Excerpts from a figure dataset

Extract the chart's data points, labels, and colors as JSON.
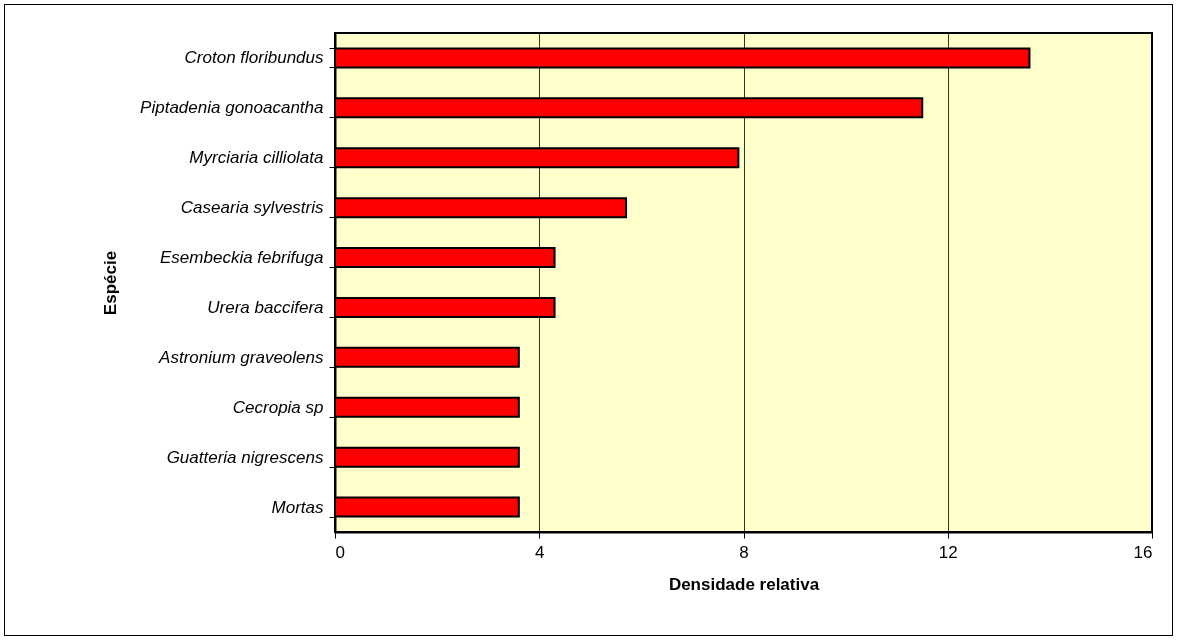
{
  "chart_data": {
    "type": "bar",
    "orientation": "horizontal",
    "xlabel": "Densidade relativa",
    "ylabel": "Espécie",
    "categories": [
      "Croton floribundus",
      "Piptadenia gonoacantha",
      "Myrciaria cilliolata",
      "Casearia sylvestris",
      "Esembeckia febrifuga",
      "Urera baccifera",
      "Astronium graveolens",
      "Cecropia sp",
      "Guatteria nigrescens",
      "Mortas"
    ],
    "values": [
      13.6,
      11.5,
      7.9,
      5.7,
      4.3,
      4.3,
      3.6,
      3.6,
      3.6,
      3.6
    ],
    "color": "#ff0000",
    "xlim": [
      0,
      16
    ],
    "xticks": [
      0,
      4,
      8,
      12,
      16
    ],
    "grid": "x"
  }
}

WHAT THE EXERCISE ASKS » Your copy should repeat each entry above exactly but contain no pictures.

WRITTEN ANSWER »
Extract the chart's data points, labels, and colors as JSON.
{
  "chart_data": {
    "type": "bar",
    "orientation": "horizontal",
    "xlabel": "Densidade relativa",
    "ylabel": "Espécie",
    "categories": [
      "Croton floribundus",
      "Piptadenia gonoacantha",
      "Myrciaria cilliolata",
      "Casearia sylvestris",
      "Esembeckia febrifuga",
      "Urera baccifera",
      "Astronium graveolens",
      "Cecropia sp",
      "Guatteria nigrescens",
      "Mortas"
    ],
    "values": [
      13.6,
      11.5,
      7.9,
      5.7,
      4.3,
      4.3,
      3.6,
      3.6,
      3.6,
      3.6
    ],
    "color": "#ff0000",
    "xlim": [
      0,
      16
    ],
    "xticks": [
      0,
      4,
      8,
      12,
      16
    ],
    "grid": "x"
  }
}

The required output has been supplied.